EXERCISE DESCRIPTION =>
Locate each row below that contains the word "points" and copy those rows. Case matters.

[Bounding box annotations]

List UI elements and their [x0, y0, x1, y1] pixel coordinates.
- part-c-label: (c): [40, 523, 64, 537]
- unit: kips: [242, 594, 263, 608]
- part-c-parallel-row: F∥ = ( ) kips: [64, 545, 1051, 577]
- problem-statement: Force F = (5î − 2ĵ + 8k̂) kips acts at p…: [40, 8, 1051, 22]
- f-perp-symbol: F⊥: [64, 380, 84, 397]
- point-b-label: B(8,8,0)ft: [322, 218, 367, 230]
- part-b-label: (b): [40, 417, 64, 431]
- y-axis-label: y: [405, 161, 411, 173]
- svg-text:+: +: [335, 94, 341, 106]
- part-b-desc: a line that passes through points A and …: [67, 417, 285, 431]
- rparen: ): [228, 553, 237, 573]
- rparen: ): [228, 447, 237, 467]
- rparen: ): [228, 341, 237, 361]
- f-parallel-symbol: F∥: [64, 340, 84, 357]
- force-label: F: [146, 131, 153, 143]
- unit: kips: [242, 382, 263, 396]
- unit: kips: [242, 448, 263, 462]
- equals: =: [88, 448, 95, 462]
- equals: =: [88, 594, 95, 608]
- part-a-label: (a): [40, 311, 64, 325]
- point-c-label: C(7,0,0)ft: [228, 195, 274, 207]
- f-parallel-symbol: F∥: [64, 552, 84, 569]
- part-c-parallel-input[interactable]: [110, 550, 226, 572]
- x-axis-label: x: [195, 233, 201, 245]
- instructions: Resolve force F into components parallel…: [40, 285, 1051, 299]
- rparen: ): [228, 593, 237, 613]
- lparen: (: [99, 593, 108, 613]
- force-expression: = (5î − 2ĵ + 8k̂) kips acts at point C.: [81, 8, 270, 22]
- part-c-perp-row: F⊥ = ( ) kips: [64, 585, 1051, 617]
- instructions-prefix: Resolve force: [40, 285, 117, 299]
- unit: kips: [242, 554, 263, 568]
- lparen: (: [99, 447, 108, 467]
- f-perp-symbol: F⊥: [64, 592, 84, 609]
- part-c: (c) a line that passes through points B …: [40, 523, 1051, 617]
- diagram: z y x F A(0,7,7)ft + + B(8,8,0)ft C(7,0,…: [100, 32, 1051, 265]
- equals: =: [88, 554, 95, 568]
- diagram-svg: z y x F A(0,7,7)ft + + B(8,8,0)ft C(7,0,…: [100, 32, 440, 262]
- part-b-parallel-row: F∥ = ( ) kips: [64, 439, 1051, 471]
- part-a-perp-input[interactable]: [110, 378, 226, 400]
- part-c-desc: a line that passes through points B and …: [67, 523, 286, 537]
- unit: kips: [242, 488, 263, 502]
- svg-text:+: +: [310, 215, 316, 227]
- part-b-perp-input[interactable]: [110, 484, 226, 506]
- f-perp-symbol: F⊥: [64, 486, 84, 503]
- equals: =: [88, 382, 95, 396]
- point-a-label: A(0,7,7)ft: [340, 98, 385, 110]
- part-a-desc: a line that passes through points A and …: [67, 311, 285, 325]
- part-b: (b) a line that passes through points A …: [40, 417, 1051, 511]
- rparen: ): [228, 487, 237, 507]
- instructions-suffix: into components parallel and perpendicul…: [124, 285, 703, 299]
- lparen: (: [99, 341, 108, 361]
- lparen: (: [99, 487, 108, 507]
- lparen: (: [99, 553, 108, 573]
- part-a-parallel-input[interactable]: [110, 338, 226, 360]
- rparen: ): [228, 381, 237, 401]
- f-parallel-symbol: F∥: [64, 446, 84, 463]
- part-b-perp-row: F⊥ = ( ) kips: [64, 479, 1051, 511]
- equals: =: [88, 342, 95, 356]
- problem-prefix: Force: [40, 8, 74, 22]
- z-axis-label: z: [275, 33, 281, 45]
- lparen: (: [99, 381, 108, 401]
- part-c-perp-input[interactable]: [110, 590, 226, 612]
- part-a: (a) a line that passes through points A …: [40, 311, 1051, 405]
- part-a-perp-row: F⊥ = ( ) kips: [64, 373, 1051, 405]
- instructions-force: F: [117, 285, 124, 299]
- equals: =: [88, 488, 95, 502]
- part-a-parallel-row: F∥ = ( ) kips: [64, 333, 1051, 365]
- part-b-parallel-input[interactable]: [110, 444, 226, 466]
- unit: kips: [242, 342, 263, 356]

FULL RESPONSE =>
- part-b-desc: a line that passes through points A and …: [67, 417, 285, 431]
- part-c: (c) a line that passes through points B …: [40, 523, 1051, 617]
- part-c-desc: a line that passes through points B and …: [67, 523, 286, 537]
- part-a-desc: a line that passes through points A and …: [67, 311, 285, 325]
- part-b: (b) a line that passes through points A …: [40, 417, 1051, 511]
- part-a: (a) a line that passes through points A …: [40, 311, 1051, 405]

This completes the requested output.